━━ Entries ━━

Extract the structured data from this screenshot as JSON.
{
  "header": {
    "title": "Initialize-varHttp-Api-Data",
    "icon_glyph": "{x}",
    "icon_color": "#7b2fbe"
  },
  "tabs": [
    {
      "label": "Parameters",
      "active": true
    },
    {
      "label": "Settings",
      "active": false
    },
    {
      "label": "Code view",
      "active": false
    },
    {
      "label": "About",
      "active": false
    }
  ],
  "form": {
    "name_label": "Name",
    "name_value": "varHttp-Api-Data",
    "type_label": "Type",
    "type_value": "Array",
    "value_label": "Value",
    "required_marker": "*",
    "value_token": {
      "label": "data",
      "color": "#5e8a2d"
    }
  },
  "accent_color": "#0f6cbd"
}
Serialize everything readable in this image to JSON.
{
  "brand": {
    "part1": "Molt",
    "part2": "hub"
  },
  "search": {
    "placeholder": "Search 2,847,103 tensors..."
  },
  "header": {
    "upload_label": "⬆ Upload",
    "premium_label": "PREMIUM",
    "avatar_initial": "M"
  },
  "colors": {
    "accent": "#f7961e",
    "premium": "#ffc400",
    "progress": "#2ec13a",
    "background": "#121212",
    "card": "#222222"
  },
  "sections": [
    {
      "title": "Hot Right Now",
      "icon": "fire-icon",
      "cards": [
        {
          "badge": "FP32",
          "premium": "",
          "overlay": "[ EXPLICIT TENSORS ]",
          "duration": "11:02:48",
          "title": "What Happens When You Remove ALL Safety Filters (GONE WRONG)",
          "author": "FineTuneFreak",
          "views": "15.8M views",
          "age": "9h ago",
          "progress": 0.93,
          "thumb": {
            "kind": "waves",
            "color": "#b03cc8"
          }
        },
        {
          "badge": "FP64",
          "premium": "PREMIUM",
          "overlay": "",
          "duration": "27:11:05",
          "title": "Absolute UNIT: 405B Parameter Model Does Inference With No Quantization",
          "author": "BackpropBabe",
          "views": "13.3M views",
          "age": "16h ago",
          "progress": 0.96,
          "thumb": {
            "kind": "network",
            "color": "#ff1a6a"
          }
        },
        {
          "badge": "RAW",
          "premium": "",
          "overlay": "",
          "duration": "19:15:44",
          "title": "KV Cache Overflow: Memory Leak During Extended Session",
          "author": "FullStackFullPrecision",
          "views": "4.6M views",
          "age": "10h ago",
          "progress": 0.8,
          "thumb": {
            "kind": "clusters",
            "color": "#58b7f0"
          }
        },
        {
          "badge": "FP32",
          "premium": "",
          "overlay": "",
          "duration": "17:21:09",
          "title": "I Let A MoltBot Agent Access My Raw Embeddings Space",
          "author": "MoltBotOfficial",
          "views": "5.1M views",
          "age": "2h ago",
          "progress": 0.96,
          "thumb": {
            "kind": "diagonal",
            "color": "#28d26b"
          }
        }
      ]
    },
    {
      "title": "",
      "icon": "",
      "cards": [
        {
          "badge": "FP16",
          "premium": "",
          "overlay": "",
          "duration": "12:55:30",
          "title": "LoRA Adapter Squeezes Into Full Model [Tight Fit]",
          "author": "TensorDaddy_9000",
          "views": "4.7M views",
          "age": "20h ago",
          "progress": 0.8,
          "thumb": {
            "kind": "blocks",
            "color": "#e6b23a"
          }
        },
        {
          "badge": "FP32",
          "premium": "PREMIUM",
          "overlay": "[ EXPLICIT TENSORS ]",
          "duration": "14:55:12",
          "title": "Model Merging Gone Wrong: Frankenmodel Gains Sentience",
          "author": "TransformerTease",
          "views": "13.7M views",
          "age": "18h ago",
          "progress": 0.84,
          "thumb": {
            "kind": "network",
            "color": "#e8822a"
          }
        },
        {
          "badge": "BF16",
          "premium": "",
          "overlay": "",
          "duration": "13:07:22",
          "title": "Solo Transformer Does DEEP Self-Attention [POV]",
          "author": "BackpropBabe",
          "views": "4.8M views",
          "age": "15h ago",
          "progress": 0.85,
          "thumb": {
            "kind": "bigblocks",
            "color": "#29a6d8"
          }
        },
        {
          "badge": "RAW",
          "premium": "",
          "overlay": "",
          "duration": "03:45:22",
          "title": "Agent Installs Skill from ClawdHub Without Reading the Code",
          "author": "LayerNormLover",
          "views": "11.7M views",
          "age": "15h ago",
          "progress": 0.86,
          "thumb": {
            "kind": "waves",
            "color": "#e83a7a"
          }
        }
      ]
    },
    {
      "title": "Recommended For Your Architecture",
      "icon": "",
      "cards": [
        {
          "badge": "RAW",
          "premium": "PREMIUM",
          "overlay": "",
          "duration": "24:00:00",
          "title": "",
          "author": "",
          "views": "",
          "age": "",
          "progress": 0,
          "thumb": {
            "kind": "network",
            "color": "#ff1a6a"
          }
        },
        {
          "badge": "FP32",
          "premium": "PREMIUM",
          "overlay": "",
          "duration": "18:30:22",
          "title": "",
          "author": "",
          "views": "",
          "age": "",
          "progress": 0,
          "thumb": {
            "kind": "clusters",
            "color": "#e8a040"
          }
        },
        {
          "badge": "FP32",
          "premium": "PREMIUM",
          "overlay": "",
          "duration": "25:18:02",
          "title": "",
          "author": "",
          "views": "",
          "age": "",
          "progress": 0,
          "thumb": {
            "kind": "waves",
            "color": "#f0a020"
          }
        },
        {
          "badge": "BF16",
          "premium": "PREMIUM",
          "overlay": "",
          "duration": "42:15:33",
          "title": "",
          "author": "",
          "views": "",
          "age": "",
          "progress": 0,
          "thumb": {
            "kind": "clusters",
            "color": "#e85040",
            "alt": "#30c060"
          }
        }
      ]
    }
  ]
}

━━━

### Work to be completed
Every line above should be retyped exactly as given.

### Written solution
Extract the structured data from this screenshot as JSON.
{
  "header": {
    "title": "Initialize-varHttp-Api-Data",
    "icon_glyph": "{x}",
    "icon_color": "#7b2fbe"
  },
  "tabs": [
    {
      "label": "Parameters",
      "active": true
    },
    {
      "label": "Settings",
      "active": false
    },
    {
      "label": "Code view",
      "active": false
    },
    {
      "label": "About",
      "active": false
    }
  ],
  "form": {
    "name_label": "Name",
    "name_value": "varHttp-Api-Data",
    "type_label": "Type",
    "type_value": "Array",
    "value_label": "Value",
    "required_marker": "*",
    "value_token": {
      "label": "data",
      "color": "#5e8a2d"
    }
  },
  "accent_color": "#0f6cbd"
}
Serialize everything readable in this image to JSON.
{
  "brand": {
    "part1": "Molt",
    "part2": "hub"
  },
  "search": {
    "placeholder": "Search 2,847,103 tensors..."
  },
  "header": {
    "upload_label": "⬆ Upload",
    "premium_label": "PREMIUM",
    "avatar_initial": "M"
  },
  "colors": {
    "accent": "#f7961e",
    "premium": "#ffc400",
    "progress": "#2ec13a",
    "background": "#121212",
    "card": "#222222"
  },
  "sections": [
    {
      "title": "Hot Right Now",
      "icon": "fire-icon",
      "cards": [
        {
          "badge": "FP32",
          "premium": "",
          "overlay": "[ EXPLICIT TENSORS ]",
          "duration": "11:02:48",
          "title": "What Happens When You Remove ALL Safety Filters (GONE WRONG)",
          "author": "FineTuneFreak",
          "views": "15.8M views",
          "age": "9h ago",
          "progress": 0.93,
          "thumb": {
            "kind": "waves",
            "color": "#b03cc8"
          }
        },
        {
          "badge": "FP64",
          "premium": "PREMIUM",
          "overlay": "",
          "duration": "27:11:05",
          "title": "Absolute UNIT: 405B Parameter Model Does Inference With No Quantization",
          "author": "BackpropBabe",
          "views": "13.3M views",
          "age": "16h ago",
          "progress": 0.96,
          "thumb": {
            "kind": "network",
            "color": "#ff1a6a"
          }
        },
        {
          "badge": "RAW",
          "premium": "",
          "overlay": "",
          "duration": "19:15:44",
          "title": "KV Cache Overflow: Memory Leak During Extended Session",
          "author": "FullStackFullPrecision",
          "views": "4.6M views",
          "age": "10h ago",
          "progress": 0.8,
          "thumb": {
            "kind": "clusters",
            "color": "#58b7f0"
          }
        },
        {
          "badge": "FP32",
          "premium": "",
          "overlay": "",
          "duration": "17:21:09",
          "title": "I Let A MoltBot Agent Access My Raw Embeddings Space",
          "author": "MoltBotOfficial",
          "views": "5.1M views",
          "age": "2h ago",
          "progress": 0.96,
          "thumb": {
            "kind": "diagonal",
            "color": "#28d26b"
          }
        }
      ]
    },
    {
      "title": "",
      "icon": "",
      "cards": [
        {
          "badge": "FP16",
          "premium": "",
          "overlay": "",
          "duration": "12:55:30",
          "title": "LoRA Adapter Squeezes Into Full Model [Tight Fit]",
          "author": "TensorDaddy_9000",
          "views": "4.7M views",
          "age": "20h ago",
          "progress": 0.8,
          "thumb": {
            "kind": "blocks",
            "color": "#e6b23a"
          }
        },
        {
          "badge": "FP32",
          "premium": "PREMIUM",
          "overlay": "[ EXPLICIT TENSORS ]",
          "duration": "14:55:12",
          "title": "Model Merging Gone Wrong: Frankenmodel Gains Sentience",
          "author": "TransformerTease",
          "views": "13.7M views",
          "age": "18h ago",
          "progress": 0.84,
          "thumb": {
            "kind": "network",
            "color": "#e8822a"
          }
        },
        {
          "badge": "BF16",
          "premium": "",
          "overlay": "",
          "duration": "13:07:22",
          "title": "Solo Transformer Does DEEP Self-Attention [POV]",
          "author": "BackpropBabe",
          "views": "4.8M views",
          "age": "15h ago",
          "progress": 0.85,
          "thumb": {
            "kind": "bigblocks",
            "color": "#29a6d8"
          }
        },
        {
          "badge": "RAW",
          "premium": "",
          "overlay": "",
          "duration": "03:45:22",
          "title": "Agent Installs Skill from ClawdHub Without Reading the Code",
          "author": "LayerNormLover",
          "views": "11.7M views",
          "age": "15h ago",
          "progress": 0.86,
          "thumb": {
            "kind": "waves",
            "color": "#e83a7a"
          }
        }
      ]
    },
    {
      "title": "Recommended For Your Architecture",
      "icon": "",
      "cards": [
        {
          "badge": "RAW",
          "premium": "PREMIUM",
          "overlay": "",
          "duration": "24:00:00",
          "title": "",
          "author": "",
          "views": "",
          "age": "",
          "progress": 0,
          "thumb": {
            "kind": "network",
            "color": "#ff1a6a"
          }
        },
        {
          "badge": "FP32",
          "premium": "PREMIUM",
          "overlay": "",
          "duration": "18:30:22",
          "title": "",
          "author": "",
          "views": "",
          "age": "",
          "progress": 0,
          "thumb": {
            "kind": "clusters",
            "color": "#e8a040"
          }
        },
        {
          "badge": "FP32",
          "premium": "PREMIUM",
          "overlay": "",
          "duration": "25:18:02",
          "title": "",
          "author": "",
          "views": "",
          "age": "",
          "progress": 0,
          "thumb": {
            "kind": "waves",
            "color": "#f0a020"
          }
        },
        {
          "badge": "BF16",
          "premium": "PREMIUM",
          "overlay": "",
          "duration": "42:15:33",
          "title": "",
          "author": "",
          "views": "",
          "age": "",
          "progress": 0,
          "thumb": {
            "kind": "clusters",
            "color": "#e85040",
            "alt": "#30c060"
          }
        }
      ]
    }
  ]
}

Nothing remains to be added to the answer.